◆ Problem description:
Rewrite the lines of the data as a JSON list of strings, one string per line with blank lines omitted, covering everything from the line containing "x-tick-label: M xyxy=(401,348,413,364)" down to the line containing "x-year-label: 06 xyxy=(130,389,148,405)", both included.

◆ Data shown:
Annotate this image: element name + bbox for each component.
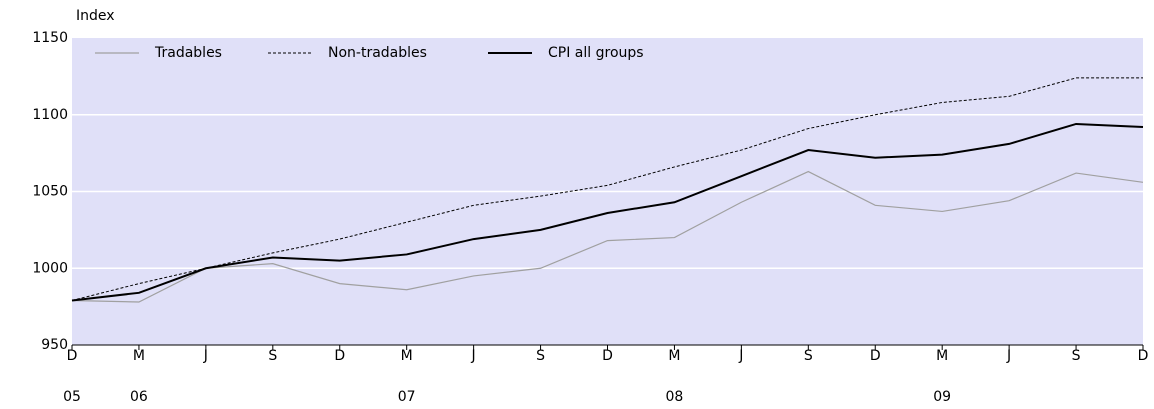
x-tick-label: M xyxy=(401,348,413,364)
legend-label: CPI all groups xyxy=(548,45,644,61)
x-tick-label: J xyxy=(471,348,476,364)
y-tick-label: 1150 xyxy=(32,30,68,46)
x-year-label: 07 xyxy=(398,389,416,405)
x-tick-label: D xyxy=(870,348,881,364)
x-tick-label: J xyxy=(738,348,743,364)
y-axis-label: Index xyxy=(76,8,115,24)
legend-label: Non-tradables xyxy=(328,45,427,61)
x-tick-label: J xyxy=(1006,348,1011,364)
x-tick-label: S xyxy=(1072,348,1081,364)
series-line xyxy=(71,77,1143,301)
x-year-label: 06 xyxy=(130,389,148,405)
y-tick-label: 950 xyxy=(41,337,68,353)
x-tick-label: S xyxy=(804,348,813,364)
x-tick-label: D xyxy=(1138,348,1149,364)
x-tick-label: D xyxy=(334,348,345,364)
y-tick-label: 1100 xyxy=(32,107,68,123)
x-tick-label: S xyxy=(268,348,277,364)
series-line xyxy=(71,122,1144,302)
x-tick-label: M xyxy=(133,348,145,364)
x-year-label: 09 xyxy=(933,389,951,405)
x-tick-label: D xyxy=(602,348,613,364)
y-tick-label: 1000 xyxy=(32,260,68,276)
legend-label: Tradables xyxy=(154,45,222,61)
y-tick-label: 1050 xyxy=(32,184,68,200)
x-tick-label: D xyxy=(67,348,78,364)
x-year-label: 08 xyxy=(666,389,684,405)
x-year-label: 05 xyxy=(63,389,81,405)
x-tick-label: M xyxy=(936,348,948,364)
x-tick-label: J xyxy=(203,348,208,364)
x-tick-label: M xyxy=(668,348,680,364)
x-tick-label: S xyxy=(536,348,545,364)
series-line xyxy=(71,170,1144,303)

◆ Correct result:
[
  "x-tick-label: M xyxy=(401,348,413,364)",
  "legend-label: CPI all groups xyxy=(548,45,644,61)",
  "x-tick-label: J xyxy=(471,348,476,364)",
  "y-tick-label: 1150 xyxy=(32,30,68,46)",
  "x-year-label: 07 xyxy=(398,389,416,405)",
  "x-tick-label: D xyxy=(870,348,881,364)",
  "x-tick-label: J xyxy=(738,348,743,364)",
  "y-axis-label: Index xyxy=(76,8,115,24)",
  "legend-label: Non-tradables xyxy=(328,45,427,61)",
  "x-tick-label: J xyxy=(1006,348,1011,364)",
  "x-tick-label: S xyxy=(1072,348,1081,364)",
  "series-line xyxy=(71,77,1143,301)",
  "x-year-label: 06 xyxy=(130,389,148,405)"
]